◆ WORK REQUIRED
What is needed is an exact copy of all the records below.

──────────

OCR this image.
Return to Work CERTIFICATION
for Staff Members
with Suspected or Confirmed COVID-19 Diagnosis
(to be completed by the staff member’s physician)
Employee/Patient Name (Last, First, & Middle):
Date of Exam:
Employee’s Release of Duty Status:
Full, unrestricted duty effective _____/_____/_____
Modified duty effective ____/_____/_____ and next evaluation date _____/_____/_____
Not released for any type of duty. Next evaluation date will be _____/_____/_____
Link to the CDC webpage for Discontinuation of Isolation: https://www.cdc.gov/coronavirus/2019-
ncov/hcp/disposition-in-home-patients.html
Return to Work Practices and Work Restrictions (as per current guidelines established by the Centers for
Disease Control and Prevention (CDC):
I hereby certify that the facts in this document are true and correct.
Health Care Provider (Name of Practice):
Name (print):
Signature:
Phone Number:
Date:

──────────

◆ ANSWER SECTION
OCR this image.
Return to Work CERTIFICATION
for Staff Members
with Suspected or Confirmed COVID-19 Diagnosis
(to be completed by the staff member’s physician)
Employee/Patient Name (Last, First, & Middle):
Date of Exam:
Employee’s Release of Duty Status:
Full, unrestricted duty effective _____/_____/_____
Modified duty effective ____/_____/_____ and next evaluation date _____/_____/_____
Not released for any type of duty. Next evaluation date will be _____/_____/_____
Link to the CDC webpage for Discontinuation of Isolation: https://www.cdc.gov/coronavirus/2019-
ncov/hcp/disposition-in-home-patients.html
Return to Work Practices and Work Restrictions (as per current guidelines established by the Centers for
Disease Control and Prevention (CDC):
I hereby certify that the facts in this document are true and correct.
Health Care Provider (Name of Practice):
Name (print):
Signature:
Phone Number:
Date:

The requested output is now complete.